Search the material for the string "name" and copy each line where it occurs.

-- begin Extracted entries --

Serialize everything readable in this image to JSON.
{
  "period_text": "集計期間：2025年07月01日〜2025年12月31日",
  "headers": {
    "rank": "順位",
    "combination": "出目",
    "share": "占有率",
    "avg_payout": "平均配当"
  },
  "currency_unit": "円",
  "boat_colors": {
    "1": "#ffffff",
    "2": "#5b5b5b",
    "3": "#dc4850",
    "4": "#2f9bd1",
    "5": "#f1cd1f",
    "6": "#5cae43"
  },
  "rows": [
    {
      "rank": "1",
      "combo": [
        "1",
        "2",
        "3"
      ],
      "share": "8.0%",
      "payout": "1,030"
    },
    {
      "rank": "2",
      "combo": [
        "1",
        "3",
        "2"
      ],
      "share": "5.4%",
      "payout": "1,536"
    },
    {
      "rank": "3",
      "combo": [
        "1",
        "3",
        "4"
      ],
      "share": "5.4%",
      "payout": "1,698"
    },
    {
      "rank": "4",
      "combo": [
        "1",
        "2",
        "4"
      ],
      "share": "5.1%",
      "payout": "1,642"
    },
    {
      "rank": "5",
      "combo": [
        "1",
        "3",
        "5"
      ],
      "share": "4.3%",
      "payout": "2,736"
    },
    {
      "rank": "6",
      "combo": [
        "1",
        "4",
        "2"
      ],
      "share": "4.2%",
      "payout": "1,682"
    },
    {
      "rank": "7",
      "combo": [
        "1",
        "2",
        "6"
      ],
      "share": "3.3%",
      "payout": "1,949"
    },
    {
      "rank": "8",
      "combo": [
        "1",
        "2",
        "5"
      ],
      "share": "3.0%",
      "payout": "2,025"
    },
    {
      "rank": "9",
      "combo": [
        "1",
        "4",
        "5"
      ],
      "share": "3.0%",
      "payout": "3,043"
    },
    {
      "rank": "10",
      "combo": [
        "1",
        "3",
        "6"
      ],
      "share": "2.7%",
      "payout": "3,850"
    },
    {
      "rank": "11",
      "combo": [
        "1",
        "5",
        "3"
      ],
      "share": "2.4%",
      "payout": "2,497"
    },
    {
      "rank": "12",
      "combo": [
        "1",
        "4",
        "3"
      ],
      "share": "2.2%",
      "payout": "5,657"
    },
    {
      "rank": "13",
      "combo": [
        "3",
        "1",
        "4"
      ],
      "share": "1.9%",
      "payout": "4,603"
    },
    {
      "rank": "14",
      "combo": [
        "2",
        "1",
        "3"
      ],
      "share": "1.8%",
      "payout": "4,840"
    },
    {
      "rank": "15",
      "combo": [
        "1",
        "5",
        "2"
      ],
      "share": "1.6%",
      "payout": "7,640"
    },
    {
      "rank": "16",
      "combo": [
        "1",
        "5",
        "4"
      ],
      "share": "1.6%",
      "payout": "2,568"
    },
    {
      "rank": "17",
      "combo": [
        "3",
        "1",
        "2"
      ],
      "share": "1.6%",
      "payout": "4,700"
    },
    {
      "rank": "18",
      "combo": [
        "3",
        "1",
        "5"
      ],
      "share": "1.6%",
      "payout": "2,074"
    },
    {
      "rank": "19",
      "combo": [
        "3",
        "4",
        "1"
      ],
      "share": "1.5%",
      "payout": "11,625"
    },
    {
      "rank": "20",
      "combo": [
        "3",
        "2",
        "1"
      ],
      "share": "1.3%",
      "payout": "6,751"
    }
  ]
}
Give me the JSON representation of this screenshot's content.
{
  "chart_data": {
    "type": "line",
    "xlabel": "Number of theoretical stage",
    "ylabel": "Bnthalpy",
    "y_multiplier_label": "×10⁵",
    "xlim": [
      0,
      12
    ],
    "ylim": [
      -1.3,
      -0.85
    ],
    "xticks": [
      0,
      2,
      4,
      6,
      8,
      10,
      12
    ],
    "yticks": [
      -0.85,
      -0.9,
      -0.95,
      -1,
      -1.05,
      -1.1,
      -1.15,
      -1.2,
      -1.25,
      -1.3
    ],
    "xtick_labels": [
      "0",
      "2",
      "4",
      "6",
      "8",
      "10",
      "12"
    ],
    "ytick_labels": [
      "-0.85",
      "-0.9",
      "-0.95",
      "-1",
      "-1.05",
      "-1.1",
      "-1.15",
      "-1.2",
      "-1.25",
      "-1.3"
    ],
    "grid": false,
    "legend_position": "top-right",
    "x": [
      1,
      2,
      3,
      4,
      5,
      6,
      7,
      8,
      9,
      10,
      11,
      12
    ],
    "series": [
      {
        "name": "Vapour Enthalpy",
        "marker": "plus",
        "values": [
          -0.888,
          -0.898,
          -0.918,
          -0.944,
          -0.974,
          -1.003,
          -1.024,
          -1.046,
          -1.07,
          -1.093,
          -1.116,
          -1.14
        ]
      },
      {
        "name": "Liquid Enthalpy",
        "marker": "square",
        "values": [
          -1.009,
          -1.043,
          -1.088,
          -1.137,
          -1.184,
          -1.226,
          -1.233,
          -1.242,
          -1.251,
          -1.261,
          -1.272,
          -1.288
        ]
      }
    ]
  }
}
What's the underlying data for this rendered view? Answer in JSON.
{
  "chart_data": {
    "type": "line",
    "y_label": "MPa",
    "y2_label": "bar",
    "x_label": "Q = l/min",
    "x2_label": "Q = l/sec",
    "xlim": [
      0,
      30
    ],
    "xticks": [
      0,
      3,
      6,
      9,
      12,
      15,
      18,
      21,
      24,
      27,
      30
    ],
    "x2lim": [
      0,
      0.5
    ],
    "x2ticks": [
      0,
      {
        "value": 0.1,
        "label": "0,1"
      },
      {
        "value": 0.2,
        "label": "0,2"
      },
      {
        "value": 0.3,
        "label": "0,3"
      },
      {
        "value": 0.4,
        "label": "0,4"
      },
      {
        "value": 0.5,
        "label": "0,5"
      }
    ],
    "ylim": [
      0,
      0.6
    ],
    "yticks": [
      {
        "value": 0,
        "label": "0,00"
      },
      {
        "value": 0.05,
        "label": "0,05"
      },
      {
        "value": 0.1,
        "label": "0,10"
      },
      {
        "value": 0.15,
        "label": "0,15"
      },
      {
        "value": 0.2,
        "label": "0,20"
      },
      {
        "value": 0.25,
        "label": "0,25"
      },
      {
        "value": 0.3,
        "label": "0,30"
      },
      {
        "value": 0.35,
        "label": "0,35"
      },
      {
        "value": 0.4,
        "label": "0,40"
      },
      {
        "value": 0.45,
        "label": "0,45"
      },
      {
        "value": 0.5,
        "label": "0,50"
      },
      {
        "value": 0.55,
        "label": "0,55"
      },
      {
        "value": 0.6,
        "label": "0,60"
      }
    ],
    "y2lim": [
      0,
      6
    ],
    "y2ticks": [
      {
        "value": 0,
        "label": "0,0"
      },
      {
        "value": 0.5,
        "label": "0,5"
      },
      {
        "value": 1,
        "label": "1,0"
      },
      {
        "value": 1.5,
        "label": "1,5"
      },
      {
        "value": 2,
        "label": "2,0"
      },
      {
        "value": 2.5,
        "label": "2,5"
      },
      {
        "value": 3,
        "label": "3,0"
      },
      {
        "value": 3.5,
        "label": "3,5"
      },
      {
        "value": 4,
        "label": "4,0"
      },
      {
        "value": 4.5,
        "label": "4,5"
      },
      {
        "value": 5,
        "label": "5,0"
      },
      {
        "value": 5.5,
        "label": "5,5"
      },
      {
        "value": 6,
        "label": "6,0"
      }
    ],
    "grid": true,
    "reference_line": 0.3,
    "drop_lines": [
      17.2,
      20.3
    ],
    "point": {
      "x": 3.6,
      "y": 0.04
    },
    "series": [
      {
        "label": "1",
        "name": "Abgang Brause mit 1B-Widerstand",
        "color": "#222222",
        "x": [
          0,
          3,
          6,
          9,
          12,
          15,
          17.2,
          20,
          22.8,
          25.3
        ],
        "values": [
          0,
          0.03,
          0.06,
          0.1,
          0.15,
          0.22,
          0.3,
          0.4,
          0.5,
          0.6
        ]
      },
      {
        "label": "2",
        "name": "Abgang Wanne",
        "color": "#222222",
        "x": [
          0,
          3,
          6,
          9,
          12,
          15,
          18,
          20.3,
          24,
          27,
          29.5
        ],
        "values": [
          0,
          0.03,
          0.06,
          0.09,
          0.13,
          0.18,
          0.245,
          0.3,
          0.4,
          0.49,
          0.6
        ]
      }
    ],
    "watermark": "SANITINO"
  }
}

-- end Extracted entries --

• [Result below]:
        "name": "Vapour Enthalpy",
        "name": "Liquid Enthalpy",
        "name": "Abgang Brause mit 1B-Widerstand",
        "name": "Abgang Wanne",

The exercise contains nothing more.